> [WRITTEN TASK]:
All records must be quoted exactly. Omit the pictures.

Data entries:

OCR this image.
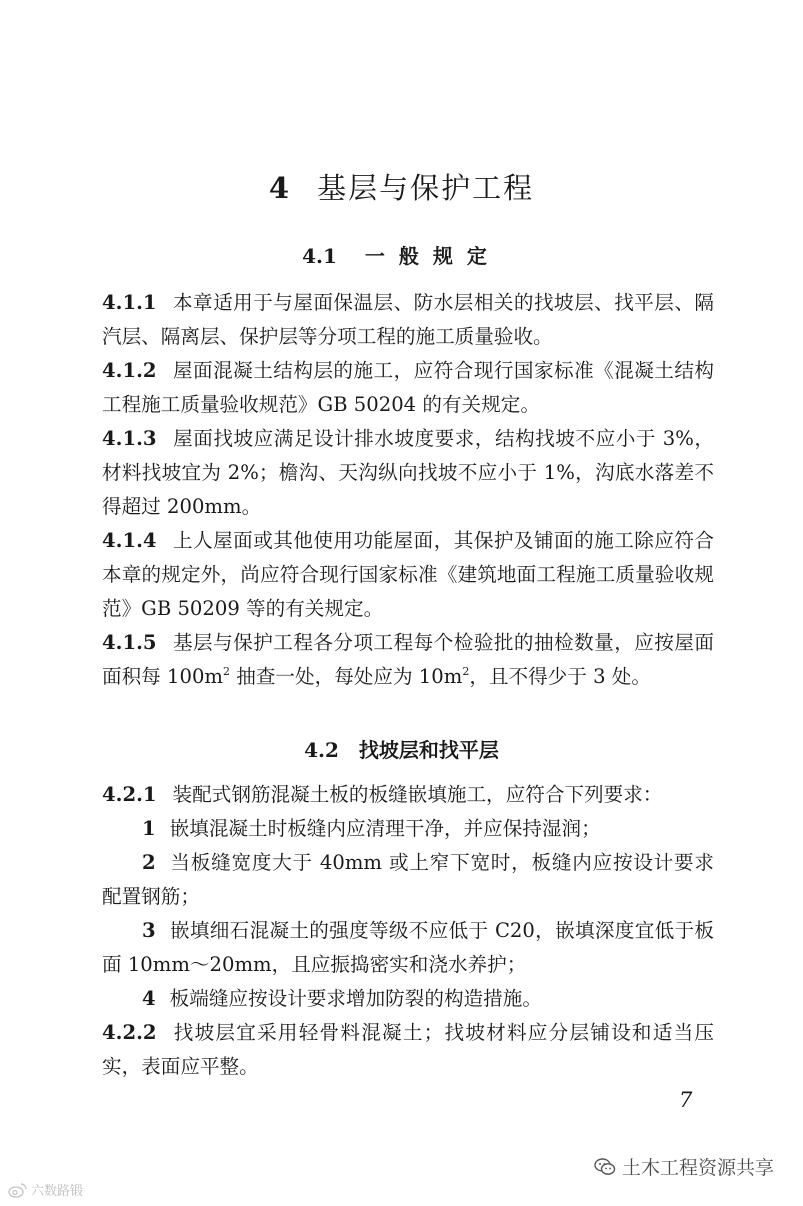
4 基层与保护工程
4.1 一般规定

4.1.1 本章适用于与屋面保温层、防水层相关的找坡层、找平层、隔汽层、隔离层、保护层等分项工程的施工质量验收。

4.1.2 屋面混凝土结构层的施工，应符合现行国家标准《混凝土结构工程施工质量验收规范》GB 50204 的有关规定。

4.1.3 屋面找坡应满足设计排水坡度要求，结构找坡不应小于 3%，材料找坡宜为 2%；檐沟、天沟纵向找坡不应小于 1%，沟底水落差不得超过 200mm。

4.1.4 上人屋面或其他使用功能屋面，其保护及铺面的施工除应符合本章的规定外，尚应符合现行国家标准《建筑地面工程施工质量验收规范》GB 50209 等的有关规定。

4.1.5 基层与保护工程各分项工程每个检验批的抽检数量，应按屋面面积每 $100m^2$ 抽查一处，每处应为 $10m^2$，且不得少于 3 处。

4.2 找坡层和找平层

4.2.1 装配式钢筋混凝土板的板缝嵌填施工，应符合下列要求：

1 嵌填混凝土时板缝内应清理干净，并应保持湿润；

2 当板缝宽度大于 40mm 或上窄下宽时，板缝内应按设计要求配置钢筋；

3 嵌填细石混凝土的强度等级不应低于 C20，嵌填深度宜低于板面 10mm～20mm，且应振捣密实和浇水养护；

4 板端缝应按设计要求增加防裂的构造措施。

4.2.2 找坡层宜采用轻骨料混凝土；找坡材料应分层铺设和适当压实，表面应平整。

7
土木工程资源共享
六数路锻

> [ANSWER TO THE EXERCISE]:
OCR this image.
4 基层与保护工程
4.1 一般规定

4.1.1 本章适用于与屋面保温层、防水层相关的找坡层、找平层、隔汽层、隔离层、保护层等分项工程的施工质量验收。

4.1.2 屋面混凝土结构层的施工，应符合现行国家标准《混凝土结构工程施工质量验收规范》GB 50204 的有关规定。

4.1.3 屋面找坡应满足设计排水坡度要求，结构找坡不应小于 3%，材料找坡宜为 2%；檐沟、天沟纵向找坡不应小于 1%，沟底水落差不得超过 200mm。

4.1.4 上人屋面或其他使用功能屋面，其保护及铺面的施工除应符合本章的规定外，尚应符合现行国家标准《建筑地面工程施工质量验收规范》GB 50209 等的有关规定。

4.1.5 基层与保护工程各分项工程每个检验批的抽检数量，应按屋面面积每 $100m^2$ 抽查一处，每处应为 $10m^2$，且不得少于 3 处。

4.2 找坡层和找平层

4.2.1 装配式钢筋混凝土板的板缝嵌填施工，应符合下列要求：

1 嵌填混凝土时板缝内应清理干净，并应保持湿润；

2 当板缝宽度大于 40mm 或上窄下宽时，板缝内应按设计要求配置钢筋；

3 嵌填细石混凝土的强度等级不应低于 C20，嵌填深度宜低于板面 10mm～20mm，且应振捣密实和浇水养护；

4 板端缝应按设计要求增加防裂的构造措施。

4.2.2 找坡层宜采用轻骨料混凝土；找坡材料应分层铺设和适当压实，表面应平整。

7
土木工程资源共享
六数路锻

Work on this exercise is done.